# [Instruction]
Look through the data below. Collect every line where the word "hierarchies" occurs.

# [The input]
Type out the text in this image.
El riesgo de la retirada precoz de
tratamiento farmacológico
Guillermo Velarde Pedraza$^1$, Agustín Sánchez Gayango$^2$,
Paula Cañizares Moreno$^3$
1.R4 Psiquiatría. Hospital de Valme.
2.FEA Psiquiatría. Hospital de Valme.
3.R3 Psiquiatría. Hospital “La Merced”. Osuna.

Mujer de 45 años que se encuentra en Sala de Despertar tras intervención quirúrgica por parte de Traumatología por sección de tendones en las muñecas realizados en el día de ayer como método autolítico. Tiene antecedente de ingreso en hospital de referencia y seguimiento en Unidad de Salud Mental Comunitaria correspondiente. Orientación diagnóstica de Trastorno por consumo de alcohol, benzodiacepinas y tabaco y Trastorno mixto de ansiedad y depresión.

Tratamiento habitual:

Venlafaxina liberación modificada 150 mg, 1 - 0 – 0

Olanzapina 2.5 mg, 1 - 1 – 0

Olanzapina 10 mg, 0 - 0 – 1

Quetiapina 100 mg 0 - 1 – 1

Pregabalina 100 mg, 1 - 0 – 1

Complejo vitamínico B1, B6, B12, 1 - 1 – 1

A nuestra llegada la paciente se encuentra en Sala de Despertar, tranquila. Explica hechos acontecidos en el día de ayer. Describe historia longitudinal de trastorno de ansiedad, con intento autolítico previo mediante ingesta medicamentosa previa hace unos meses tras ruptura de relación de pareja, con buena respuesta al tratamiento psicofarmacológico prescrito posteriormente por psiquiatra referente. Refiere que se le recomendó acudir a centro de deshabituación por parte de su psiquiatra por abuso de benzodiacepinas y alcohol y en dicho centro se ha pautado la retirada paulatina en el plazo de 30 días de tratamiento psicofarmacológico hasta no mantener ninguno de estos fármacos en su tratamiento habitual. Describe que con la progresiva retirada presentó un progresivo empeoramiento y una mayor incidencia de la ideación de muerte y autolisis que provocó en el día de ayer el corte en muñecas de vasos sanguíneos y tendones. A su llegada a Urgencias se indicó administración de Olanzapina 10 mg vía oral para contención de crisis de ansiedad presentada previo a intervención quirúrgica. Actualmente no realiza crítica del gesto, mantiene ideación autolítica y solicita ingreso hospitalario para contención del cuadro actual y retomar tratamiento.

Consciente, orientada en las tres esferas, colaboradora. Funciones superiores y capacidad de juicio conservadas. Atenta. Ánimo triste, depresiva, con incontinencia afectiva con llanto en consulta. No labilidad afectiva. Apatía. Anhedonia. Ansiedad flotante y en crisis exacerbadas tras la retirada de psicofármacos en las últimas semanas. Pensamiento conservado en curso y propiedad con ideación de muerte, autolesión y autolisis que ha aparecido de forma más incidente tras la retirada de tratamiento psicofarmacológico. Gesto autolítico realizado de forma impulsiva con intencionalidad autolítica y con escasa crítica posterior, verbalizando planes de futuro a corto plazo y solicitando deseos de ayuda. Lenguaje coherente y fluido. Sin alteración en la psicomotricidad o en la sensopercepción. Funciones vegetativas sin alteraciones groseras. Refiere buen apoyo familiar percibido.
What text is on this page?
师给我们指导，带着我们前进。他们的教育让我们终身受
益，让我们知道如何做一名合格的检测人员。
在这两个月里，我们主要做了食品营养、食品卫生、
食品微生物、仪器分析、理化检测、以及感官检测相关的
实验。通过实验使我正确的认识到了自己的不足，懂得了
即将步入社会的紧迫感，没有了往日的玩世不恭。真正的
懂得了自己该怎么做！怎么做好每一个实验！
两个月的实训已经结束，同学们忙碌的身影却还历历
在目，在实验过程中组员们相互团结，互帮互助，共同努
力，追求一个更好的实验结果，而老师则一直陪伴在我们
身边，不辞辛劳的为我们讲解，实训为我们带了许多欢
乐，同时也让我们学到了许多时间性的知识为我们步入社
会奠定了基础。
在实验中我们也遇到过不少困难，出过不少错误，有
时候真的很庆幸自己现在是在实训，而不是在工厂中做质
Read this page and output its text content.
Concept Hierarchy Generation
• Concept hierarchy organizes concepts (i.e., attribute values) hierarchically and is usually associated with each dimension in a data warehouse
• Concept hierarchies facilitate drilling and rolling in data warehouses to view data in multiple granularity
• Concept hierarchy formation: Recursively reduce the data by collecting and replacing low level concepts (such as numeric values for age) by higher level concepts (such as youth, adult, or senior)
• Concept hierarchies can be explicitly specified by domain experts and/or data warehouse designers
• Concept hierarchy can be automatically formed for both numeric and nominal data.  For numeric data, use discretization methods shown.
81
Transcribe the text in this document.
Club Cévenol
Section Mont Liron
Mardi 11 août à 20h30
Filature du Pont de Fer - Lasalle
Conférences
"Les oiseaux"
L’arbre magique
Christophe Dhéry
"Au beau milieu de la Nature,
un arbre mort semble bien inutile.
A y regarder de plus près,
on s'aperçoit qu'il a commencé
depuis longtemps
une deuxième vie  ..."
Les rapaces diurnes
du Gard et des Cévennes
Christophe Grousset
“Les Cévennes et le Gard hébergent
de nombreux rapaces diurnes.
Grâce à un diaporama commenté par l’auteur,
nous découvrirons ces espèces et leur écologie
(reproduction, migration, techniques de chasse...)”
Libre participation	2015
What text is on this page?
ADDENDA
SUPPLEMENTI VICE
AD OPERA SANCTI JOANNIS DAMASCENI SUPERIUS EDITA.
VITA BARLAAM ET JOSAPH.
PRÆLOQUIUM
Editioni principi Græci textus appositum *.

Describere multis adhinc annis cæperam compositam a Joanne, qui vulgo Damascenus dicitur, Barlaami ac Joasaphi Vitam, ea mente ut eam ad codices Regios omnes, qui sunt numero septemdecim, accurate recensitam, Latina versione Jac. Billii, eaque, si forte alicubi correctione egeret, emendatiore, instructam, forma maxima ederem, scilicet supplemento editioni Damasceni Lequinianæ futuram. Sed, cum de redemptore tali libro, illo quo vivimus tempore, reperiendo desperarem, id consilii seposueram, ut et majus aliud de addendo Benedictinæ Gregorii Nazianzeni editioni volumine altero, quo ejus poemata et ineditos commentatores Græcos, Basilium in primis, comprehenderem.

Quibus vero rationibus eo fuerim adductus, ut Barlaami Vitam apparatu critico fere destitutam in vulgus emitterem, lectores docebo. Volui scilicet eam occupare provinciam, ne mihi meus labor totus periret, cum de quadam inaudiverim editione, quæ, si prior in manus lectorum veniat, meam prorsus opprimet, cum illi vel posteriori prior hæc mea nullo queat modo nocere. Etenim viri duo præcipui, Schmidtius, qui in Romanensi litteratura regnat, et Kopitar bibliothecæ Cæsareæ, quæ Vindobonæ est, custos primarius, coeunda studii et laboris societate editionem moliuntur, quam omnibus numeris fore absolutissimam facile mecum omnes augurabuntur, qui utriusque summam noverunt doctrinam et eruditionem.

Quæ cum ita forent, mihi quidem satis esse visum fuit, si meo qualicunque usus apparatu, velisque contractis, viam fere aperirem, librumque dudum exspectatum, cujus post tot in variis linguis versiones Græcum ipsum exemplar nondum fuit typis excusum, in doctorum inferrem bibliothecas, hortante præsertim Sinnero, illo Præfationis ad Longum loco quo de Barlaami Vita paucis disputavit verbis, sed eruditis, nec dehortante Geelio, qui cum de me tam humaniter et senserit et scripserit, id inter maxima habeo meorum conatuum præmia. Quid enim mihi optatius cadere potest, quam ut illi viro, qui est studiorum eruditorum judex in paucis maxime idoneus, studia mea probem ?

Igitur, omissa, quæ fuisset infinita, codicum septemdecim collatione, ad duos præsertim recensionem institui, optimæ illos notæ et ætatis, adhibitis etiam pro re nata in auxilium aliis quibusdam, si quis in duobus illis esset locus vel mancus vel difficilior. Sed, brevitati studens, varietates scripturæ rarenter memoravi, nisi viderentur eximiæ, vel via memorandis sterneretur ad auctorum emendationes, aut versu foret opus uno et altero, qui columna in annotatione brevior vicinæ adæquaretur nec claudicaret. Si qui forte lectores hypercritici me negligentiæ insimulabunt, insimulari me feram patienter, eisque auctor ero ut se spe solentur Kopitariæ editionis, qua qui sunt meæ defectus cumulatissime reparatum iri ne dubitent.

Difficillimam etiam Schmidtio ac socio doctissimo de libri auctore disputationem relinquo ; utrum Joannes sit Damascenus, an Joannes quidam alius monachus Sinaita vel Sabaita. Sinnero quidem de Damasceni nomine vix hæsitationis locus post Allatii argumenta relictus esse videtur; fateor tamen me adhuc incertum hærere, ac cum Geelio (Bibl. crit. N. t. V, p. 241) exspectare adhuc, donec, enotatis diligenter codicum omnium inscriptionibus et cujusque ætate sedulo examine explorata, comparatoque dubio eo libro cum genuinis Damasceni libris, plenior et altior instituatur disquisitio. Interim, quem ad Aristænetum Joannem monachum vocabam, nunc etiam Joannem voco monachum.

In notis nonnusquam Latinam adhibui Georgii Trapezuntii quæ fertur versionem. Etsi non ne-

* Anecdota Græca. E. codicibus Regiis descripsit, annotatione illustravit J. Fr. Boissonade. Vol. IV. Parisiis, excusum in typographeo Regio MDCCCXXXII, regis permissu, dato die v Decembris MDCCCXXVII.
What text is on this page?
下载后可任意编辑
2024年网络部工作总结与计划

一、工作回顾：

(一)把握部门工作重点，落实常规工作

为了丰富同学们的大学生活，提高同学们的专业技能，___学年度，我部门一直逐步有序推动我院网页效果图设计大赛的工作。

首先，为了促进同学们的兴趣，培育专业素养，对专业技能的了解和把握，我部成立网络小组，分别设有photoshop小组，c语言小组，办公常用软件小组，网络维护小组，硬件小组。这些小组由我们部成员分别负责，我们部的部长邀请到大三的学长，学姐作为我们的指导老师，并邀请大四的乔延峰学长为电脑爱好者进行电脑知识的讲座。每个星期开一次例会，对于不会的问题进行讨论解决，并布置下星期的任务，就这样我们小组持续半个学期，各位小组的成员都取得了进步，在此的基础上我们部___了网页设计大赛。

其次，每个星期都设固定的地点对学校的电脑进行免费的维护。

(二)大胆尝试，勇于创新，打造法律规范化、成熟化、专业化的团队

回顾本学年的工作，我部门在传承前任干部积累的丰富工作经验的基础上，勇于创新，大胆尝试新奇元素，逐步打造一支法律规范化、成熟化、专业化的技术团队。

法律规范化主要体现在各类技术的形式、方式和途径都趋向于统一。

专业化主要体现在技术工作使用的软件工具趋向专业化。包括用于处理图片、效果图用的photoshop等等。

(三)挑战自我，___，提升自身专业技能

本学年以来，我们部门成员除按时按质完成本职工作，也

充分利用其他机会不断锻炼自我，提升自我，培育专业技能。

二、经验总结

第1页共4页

# [Answer]
• Concept hierarchies facilitate drilling and rolling in data warehouses to view data in multiple granularity
• Concept hierarchies can be explicitly specified by domain experts and/or data warehouse designers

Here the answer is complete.